- Stored records -
__________
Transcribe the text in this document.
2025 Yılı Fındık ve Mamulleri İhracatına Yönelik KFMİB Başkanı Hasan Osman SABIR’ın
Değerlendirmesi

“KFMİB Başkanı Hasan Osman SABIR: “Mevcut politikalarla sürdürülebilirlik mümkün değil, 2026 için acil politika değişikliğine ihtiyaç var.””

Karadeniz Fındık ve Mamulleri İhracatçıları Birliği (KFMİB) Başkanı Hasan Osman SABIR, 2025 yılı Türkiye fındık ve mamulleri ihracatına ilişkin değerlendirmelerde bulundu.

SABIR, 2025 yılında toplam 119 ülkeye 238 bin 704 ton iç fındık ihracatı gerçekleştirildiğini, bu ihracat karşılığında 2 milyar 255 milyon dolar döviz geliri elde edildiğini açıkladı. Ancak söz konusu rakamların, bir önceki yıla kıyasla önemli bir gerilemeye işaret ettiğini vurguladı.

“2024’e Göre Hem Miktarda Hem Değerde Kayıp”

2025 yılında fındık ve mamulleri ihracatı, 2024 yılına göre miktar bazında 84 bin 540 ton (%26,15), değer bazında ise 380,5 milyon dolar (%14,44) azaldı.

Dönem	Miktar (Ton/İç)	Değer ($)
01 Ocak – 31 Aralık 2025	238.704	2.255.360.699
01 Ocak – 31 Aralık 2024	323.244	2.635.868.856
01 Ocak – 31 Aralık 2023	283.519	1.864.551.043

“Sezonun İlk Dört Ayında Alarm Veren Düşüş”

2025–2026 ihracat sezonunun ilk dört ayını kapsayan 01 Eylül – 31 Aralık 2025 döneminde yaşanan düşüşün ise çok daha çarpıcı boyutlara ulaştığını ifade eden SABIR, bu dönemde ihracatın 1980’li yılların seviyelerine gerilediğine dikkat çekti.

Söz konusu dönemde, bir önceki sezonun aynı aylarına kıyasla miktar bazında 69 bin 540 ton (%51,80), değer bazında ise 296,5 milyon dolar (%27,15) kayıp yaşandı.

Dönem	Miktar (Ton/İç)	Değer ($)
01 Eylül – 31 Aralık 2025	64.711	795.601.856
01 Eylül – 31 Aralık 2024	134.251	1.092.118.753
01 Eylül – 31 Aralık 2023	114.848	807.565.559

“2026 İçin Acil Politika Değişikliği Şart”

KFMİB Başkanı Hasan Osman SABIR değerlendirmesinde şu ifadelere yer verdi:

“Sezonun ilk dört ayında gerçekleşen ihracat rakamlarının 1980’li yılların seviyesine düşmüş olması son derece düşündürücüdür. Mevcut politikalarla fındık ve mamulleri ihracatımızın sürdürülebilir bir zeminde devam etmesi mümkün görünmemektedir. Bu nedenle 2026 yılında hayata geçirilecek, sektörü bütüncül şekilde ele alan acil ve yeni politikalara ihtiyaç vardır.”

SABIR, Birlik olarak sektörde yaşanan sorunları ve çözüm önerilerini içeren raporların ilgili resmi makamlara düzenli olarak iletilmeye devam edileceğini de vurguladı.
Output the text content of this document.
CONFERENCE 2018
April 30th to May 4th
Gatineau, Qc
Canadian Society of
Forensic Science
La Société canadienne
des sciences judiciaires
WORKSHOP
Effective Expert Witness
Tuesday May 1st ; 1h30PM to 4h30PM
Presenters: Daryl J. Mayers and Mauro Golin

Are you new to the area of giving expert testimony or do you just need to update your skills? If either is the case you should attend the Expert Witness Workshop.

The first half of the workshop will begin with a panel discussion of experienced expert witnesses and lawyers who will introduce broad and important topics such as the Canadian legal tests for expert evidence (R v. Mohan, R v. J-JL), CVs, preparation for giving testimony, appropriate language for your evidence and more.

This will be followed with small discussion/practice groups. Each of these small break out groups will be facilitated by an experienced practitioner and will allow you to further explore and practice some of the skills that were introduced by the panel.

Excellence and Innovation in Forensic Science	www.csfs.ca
__________
Copy every line from the entries that contains the word "yılların".

- WRITTEN RESPONSE -
2025–2026 ihracat sezonunun ilk dört ayını kapsayan 01 Eylül – 31 Aralık 2025 döneminde yaşanan düşüşün ise çok daha çarpıcı boyutlara ulaştığını ifade eden SABIR, bu dönemde ihracatın 1980’li yılların seviyelerine gerilediğine dikkat çekti.
“Sezonun ilk dört ayında gerçekleşen ihracat rakamlarının 1980’li yılların seviyesine düşmüş olması son derece düşündürücüdür. Mevcut politikalarla fındık ve mamulleri ihracatımızın sürdürülebilir bir zeminde devam etmesi mümkün görünmemektedir. Bu nedenle 2026 yılında hayata geçirilecek, sektörü bütüncül şekilde ele alan acil ve yeni politikalara ihtiyaç vardır.”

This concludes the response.